(Saved data entries)
################

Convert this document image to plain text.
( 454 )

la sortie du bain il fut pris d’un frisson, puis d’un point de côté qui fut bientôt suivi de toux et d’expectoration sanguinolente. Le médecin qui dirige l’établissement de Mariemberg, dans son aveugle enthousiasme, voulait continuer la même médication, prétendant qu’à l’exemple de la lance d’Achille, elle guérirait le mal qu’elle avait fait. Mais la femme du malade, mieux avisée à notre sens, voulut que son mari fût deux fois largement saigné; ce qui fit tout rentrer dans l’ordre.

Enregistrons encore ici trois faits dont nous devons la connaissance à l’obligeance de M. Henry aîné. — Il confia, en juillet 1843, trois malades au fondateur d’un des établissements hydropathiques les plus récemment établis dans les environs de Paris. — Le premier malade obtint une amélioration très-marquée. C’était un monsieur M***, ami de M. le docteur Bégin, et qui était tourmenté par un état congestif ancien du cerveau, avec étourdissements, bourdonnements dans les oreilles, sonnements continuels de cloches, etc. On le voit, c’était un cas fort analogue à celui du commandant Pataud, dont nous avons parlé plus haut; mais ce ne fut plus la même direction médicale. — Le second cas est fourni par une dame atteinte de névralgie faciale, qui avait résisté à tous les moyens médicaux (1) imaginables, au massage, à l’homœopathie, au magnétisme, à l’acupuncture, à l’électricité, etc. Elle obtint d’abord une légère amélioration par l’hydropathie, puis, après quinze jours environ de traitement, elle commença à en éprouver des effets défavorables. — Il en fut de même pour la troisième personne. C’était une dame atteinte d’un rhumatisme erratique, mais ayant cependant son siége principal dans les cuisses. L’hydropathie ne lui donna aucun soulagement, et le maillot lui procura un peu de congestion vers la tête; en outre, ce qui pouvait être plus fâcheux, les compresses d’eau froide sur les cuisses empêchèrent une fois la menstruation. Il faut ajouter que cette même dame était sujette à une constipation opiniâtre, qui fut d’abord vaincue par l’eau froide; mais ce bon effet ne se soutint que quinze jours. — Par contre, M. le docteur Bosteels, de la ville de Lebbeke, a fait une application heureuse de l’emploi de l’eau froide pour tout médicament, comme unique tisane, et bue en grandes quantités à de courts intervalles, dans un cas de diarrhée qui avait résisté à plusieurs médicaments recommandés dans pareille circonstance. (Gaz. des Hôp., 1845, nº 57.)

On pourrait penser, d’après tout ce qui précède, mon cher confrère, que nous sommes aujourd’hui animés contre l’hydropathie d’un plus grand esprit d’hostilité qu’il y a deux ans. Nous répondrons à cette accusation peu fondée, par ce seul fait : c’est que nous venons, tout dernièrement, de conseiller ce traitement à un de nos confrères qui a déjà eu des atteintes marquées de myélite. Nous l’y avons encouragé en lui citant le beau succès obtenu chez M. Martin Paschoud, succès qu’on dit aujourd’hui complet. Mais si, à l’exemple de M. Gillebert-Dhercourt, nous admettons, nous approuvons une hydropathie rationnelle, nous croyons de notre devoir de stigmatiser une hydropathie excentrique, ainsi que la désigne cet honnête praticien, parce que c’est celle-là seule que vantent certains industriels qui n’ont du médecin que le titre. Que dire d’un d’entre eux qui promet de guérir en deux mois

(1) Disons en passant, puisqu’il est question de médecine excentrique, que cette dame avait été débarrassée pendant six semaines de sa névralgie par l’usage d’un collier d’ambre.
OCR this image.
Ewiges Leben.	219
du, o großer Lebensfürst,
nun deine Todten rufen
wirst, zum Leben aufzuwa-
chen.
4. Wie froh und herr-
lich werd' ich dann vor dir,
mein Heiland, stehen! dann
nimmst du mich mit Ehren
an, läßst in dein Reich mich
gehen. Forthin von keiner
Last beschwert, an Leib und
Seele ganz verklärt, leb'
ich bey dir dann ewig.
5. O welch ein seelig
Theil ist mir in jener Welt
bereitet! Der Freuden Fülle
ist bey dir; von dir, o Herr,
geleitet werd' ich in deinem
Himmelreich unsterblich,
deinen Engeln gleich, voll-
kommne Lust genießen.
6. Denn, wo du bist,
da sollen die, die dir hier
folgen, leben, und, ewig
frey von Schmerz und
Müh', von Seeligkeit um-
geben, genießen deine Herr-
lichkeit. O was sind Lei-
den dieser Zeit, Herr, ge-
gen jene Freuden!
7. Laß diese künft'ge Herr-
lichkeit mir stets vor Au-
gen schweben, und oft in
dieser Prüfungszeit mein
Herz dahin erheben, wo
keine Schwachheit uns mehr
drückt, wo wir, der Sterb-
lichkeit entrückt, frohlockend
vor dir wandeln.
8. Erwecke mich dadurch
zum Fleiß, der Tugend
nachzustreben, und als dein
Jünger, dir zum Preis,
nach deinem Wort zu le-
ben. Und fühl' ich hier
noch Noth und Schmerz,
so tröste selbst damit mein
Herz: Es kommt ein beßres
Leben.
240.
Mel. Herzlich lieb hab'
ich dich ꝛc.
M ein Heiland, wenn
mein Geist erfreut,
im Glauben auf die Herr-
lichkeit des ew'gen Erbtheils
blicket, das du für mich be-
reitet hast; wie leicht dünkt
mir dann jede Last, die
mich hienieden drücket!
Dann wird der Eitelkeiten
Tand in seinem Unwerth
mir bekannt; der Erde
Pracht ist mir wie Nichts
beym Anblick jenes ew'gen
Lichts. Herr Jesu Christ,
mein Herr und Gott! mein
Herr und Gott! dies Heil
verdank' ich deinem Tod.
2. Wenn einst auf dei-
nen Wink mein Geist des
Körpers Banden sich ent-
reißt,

################

Copy every single line of the material above that holds "hier".

da sollen die, die dir hier
ben. Und fühl' ich hier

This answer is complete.